Entries from a visual dataset
+ + + +
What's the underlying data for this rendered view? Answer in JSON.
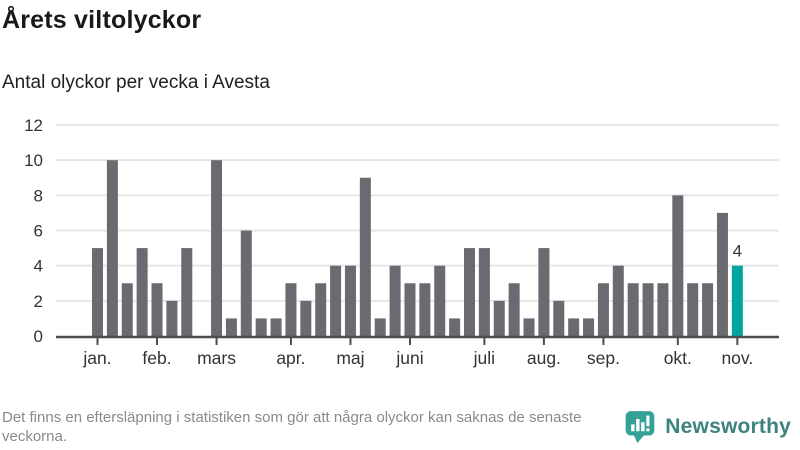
{
  "header": {
    "title": "Årets viltolyckor",
    "subtitle": "Antal olyckor per vecka i Avesta"
  },
  "footer": {
    "note": "Det finns en eftersläpning i statistiken som gör att några olyckor kan saknas de senaste veckorna.",
    "brand": "Newsworthy",
    "brand_color": "#3b837d",
    "brand_icon_color": "#35a095",
    "brand_icon": "bar-chart-speech-bubble-icon"
  },
  "chart_data": {
    "type": "bar",
    "title": "Årets viltolyckor",
    "subtitle": "Antal olyckor per vecka i Avesta",
    "xlabel": "",
    "ylabel": "",
    "grid": true,
    "legend": null,
    "ylim": [
      0,
      12
    ],
    "yticks": [
      0,
      2,
      4,
      6,
      8,
      10,
      12
    ],
    "values": [
      5,
      10,
      3,
      5,
      3,
      2,
      5,
      0,
      10,
      1,
      6,
      1,
      1,
      3,
      2,
      3,
      4,
      4,
      9,
      1,
      4,
      3,
      3,
      4,
      1,
      5,
      5,
      2,
      3,
      1,
      5,
      2,
      1,
      1,
      3,
      4,
      3,
      3,
      3,
      8,
      3,
      3,
      7,
      4
    ],
    "xticks": [
      {
        "label": "jan.",
        "index": 0
      },
      {
        "label": "feb.",
        "index": 4
      },
      {
        "label": "mars",
        "index": 8
      },
      {
        "label": "apr.",
        "index": 13
      },
      {
        "label": "maj",
        "index": 17
      },
      {
        "label": "juni",
        "index": 21
      },
      {
        "label": "juli",
        "index": 26
      },
      {
        "label": "aug.",
        "index": 30
      },
      {
        "label": "sep.",
        "index": 34
      },
      {
        "label": "okt.",
        "index": 39
      },
      {
        "label": "nov.",
        "index": 43
      }
    ],
    "highlight": {
      "index": 43,
      "label": "4",
      "color": "#00a5a0"
    },
    "bar_color": "#6a6a71",
    "grid_color": "#e7e7e7",
    "axis_color": "#4d4d4d",
    "text_color": "#333333",
    "annotation_color": "#333333"
  }
}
+ + + +
SHORT TASK: Give the data again exactly as written, with all pictures left out.

SOLUTION TO THIS EXERCISE:
What's the underlying data for this rendered view? Answer in JSON.
{
  "header": {
    "title": "Årets viltolyckor",
    "subtitle": "Antal olyckor per vecka i Avesta"
  },
  "footer": {
    "note": "Det finns en eftersläpning i statistiken som gör att några olyckor kan saknas de senaste veckorna.",
    "brand": "Newsworthy",
    "brand_color": "#3b837d",
    "brand_icon_color": "#35a095",
    "brand_icon": "bar-chart-speech-bubble-icon"
  },
  "chart_data": {
    "type": "bar",
    "title": "Årets viltolyckor",
    "subtitle": "Antal olyckor per vecka i Avesta",
    "xlabel": "",
    "ylabel": "",
    "grid": true,
    "legend": null,
    "ylim": [
      0,
      12
    ],
    "yticks": [
      0,
      2,
      4,
      6,
      8,
      10,
      12
    ],
    "values": [
      5,
      10,
      3,
      5,
      3,
      2,
      5,
      0,
      10,
      1,
      6,
      1,
      1,
      3,
      2,
      3,
      4,
      4,
      9,
      1,
      4,
      3,
      3,
      4,
      1,
      5,
      5,
      2,
      3,
      1,
      5,
      2,
      1,
      1,
      3,
      4,
      3,
      3,
      3,
      8,
      3,
      3,
      7,
      4
    ],
    "xticks": [
      {
        "label": "jan.",
        "index": 0
      },
      {
        "label": "feb.",
        "index": 4
      },
      {
        "label": "mars",
        "index": 8
      },
      {
        "label": "apr.",
        "index": 13
      },
      {
        "label": "maj",
        "index": 17
      },
      {
        "label": "juni",
        "index": 21
      },
      {
        "label": "juli",
        "index": 26
      },
      {
        "label": "aug.",
        "index": 30
      },
      {
        "label": "sep.",
        "index": 34
      },
      {
        "label": "okt.",
        "index": 39
      },
      {
        "label": "nov.",
        "index": 43
      }
    ],
    "highlight": {
      "index": 43,
      "label": "4",
      "color": "#00a5a0"
    },
    "bar_color": "#6a6a71",
    "grid_color": "#e7e7e7",
    "axis_color": "#4d4d4d",
    "text_color": "#333333",
    "annotation_color": "#333333"
  }
}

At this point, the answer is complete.